§ Source material:
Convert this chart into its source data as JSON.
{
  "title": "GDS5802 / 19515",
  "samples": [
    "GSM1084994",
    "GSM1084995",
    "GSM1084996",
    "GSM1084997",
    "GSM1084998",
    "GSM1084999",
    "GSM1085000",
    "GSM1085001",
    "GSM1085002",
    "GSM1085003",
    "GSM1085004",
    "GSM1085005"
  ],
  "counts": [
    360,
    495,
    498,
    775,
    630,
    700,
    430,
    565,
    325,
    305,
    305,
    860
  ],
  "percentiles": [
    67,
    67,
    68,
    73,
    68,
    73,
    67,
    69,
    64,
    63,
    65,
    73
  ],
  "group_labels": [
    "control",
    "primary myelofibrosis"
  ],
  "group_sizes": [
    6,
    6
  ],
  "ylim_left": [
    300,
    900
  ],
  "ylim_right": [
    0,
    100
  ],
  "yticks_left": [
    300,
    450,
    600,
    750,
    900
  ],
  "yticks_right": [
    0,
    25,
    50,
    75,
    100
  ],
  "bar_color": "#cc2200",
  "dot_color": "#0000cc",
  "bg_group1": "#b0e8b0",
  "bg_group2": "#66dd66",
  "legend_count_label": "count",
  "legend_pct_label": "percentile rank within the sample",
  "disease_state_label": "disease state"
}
---
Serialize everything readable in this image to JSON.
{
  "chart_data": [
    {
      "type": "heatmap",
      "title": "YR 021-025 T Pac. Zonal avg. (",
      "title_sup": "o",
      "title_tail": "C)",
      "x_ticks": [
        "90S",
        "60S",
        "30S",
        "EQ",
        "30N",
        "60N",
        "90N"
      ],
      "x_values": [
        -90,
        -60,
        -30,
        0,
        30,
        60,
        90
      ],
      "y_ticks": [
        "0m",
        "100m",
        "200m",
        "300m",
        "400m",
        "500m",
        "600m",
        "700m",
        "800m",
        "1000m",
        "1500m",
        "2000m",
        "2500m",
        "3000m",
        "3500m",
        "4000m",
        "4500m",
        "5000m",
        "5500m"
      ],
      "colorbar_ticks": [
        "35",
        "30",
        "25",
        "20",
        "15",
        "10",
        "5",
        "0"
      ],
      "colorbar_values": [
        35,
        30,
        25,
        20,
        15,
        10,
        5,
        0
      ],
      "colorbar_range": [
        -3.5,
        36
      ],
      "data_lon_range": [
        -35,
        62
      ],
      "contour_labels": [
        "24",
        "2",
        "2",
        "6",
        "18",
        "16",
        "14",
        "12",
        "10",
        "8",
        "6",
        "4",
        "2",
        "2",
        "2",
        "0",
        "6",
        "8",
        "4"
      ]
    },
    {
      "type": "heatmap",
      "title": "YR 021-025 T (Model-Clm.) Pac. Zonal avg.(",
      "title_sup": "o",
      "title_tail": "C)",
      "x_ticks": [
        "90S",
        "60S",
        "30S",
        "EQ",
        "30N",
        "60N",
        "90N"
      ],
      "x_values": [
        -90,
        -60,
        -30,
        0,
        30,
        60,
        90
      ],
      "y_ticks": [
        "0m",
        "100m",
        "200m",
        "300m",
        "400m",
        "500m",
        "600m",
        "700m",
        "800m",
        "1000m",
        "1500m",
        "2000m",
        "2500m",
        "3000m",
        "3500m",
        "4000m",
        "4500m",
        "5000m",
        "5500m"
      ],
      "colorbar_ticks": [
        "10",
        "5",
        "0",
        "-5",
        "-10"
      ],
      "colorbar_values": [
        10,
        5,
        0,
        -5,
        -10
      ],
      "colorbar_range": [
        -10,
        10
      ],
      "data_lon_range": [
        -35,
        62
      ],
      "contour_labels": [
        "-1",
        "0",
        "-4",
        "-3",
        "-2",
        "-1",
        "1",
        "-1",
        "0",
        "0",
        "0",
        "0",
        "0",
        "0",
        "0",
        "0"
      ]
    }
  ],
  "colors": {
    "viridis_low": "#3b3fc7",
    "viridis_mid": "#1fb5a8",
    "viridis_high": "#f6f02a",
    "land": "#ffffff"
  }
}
...
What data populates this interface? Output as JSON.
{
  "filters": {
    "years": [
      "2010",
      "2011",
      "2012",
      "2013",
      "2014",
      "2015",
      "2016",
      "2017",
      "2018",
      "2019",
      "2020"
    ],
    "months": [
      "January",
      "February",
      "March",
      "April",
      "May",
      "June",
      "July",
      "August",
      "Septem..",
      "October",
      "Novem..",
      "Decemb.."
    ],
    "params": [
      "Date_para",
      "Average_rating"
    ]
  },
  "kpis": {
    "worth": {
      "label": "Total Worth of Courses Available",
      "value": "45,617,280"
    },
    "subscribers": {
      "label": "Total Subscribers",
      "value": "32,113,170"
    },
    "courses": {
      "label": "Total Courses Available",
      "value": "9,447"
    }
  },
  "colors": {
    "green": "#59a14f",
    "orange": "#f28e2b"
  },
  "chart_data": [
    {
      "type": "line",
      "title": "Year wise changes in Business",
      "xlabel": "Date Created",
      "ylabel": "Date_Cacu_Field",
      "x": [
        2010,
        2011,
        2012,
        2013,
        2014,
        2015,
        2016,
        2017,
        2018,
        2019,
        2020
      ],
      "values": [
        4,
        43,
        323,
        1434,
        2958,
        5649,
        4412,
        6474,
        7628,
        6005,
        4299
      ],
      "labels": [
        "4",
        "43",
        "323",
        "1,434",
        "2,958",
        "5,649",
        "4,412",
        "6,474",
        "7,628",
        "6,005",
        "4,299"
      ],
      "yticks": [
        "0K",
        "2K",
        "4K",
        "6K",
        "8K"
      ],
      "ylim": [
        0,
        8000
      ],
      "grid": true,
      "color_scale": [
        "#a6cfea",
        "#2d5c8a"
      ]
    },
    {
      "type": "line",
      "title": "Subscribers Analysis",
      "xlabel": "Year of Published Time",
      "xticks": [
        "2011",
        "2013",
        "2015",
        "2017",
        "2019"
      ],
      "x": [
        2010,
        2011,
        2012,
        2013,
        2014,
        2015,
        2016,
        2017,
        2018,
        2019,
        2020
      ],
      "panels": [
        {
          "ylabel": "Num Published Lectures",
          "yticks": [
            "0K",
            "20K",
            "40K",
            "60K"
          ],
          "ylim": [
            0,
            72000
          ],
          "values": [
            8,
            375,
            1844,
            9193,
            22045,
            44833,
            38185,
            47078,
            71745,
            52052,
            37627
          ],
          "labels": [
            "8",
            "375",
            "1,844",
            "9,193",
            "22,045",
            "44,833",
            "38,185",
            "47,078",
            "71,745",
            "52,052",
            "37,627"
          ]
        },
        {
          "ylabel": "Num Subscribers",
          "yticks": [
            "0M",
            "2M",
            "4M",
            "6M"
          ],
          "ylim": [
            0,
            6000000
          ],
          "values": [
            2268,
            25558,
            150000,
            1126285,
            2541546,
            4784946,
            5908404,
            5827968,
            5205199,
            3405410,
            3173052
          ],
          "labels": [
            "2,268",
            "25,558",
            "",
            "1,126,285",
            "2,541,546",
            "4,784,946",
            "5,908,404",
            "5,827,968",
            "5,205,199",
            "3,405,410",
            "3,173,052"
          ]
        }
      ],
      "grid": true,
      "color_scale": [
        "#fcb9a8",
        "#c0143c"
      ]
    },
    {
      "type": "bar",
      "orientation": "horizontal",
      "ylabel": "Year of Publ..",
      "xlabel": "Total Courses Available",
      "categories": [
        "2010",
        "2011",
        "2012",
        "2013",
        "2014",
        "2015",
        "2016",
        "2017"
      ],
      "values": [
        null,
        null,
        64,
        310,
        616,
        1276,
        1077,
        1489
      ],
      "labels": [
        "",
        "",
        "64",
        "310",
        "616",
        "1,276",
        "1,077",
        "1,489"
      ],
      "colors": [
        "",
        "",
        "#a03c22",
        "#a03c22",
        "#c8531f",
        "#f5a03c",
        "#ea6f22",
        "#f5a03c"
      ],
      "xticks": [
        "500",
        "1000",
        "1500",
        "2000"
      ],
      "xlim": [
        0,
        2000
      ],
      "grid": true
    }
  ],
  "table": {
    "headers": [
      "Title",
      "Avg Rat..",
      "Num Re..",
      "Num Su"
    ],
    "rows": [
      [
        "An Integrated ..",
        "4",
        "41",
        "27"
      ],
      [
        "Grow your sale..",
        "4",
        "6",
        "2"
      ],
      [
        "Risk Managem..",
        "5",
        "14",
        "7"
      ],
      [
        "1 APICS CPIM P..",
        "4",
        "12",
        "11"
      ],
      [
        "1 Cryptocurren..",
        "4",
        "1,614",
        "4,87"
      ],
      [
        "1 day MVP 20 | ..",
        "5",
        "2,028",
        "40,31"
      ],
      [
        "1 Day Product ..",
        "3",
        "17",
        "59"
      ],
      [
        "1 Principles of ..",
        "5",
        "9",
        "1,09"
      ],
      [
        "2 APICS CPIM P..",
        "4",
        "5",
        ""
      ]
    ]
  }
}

§ Task:
Copy out all lines above that include the string "Available".

§ Reply to the task:
      "label": "Total Worth of Courses Available",
      "label": "Total Courses Available",
      "xlabel": "Total Courses Available",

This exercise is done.